PROBLEM DESCRIPTION – Identify each line in the records below that contains the word "açlık", and copy it.
* Begin INFORMATION SHOWN *
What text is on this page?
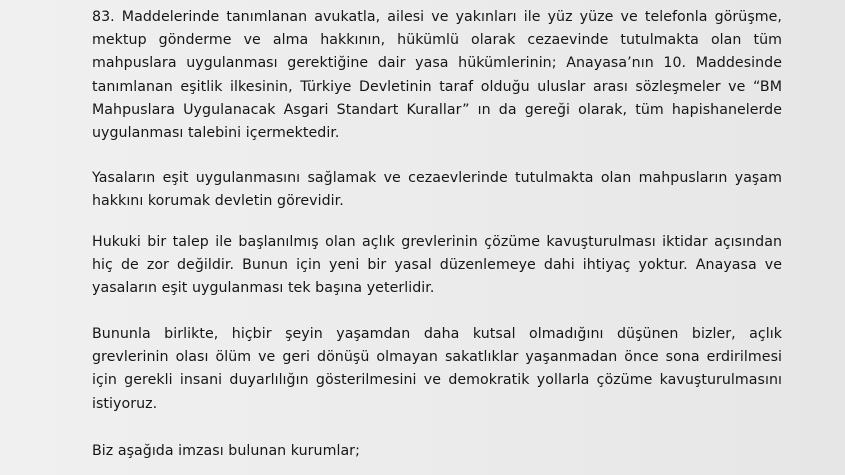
83. Maddelerinde tanımlanan avukatla, ailesi ve yakınları ile yüz yüze ve telefonla görüşme,
mektup gönderme ve alma hakkının, hükümlü olarak cezaevinde tutulmakta olan tüm
mahpuslara uygulanması gerektiğine dair yasa hükümlerinin; Anayasa’nın 10. Maddesinde
tanımlanan eşitlik ilkesinin, Türkiye Devletinin taraf olduğu uluslar arası sözleşmeler ve “BM
Mahpuslara Uygulanacak Asgari Standart Kurallar” ın da gereği olarak, tüm hapishanelerde
uygulanması talebini içermektedir.

Yasaların eşit uygulanmasını sağlamak ve cezaevlerinde tutulmakta olan mahpusların yaşam
hakkını korumak devletin görevidir.

Hukuki bir talep ile başlanılmış olan açlık grevlerinin çözüme kavuşturulması iktidar açısından
hiç de zor değildir. Bunun için yeni bir yasal düzenlemeye dahi ihtiyaç yoktur. Anayasa ve
yasaların eşit uygulanması tek başına yeterlidir.

Bununla birlikte, hiçbir şeyin yaşamdan daha kutsal olmadığını düşünen bizler, açlık
grevlerinin olası ölüm ve geri dönüşü olmayan sakatlıklar yaşanmadan önce sona erdirilmesi
için gerekli insani duyarlılığın gösterilmesini ve demokratik yollarla çözüme kavuşturulmasını
istiyoruz.

Biz aşağıda imzası bulunan kurumlar;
* End INFORMATION SHOWN *
THE COMPLETED TASK –
Hukuki bir talep ile başlanılmış olan açlık grevlerinin çözüme kavuşturulması iktidar açısından
Bununla birlikte, hiçbir şeyin yaşamdan daha kutsal olmadığını düşünen bizler, açlık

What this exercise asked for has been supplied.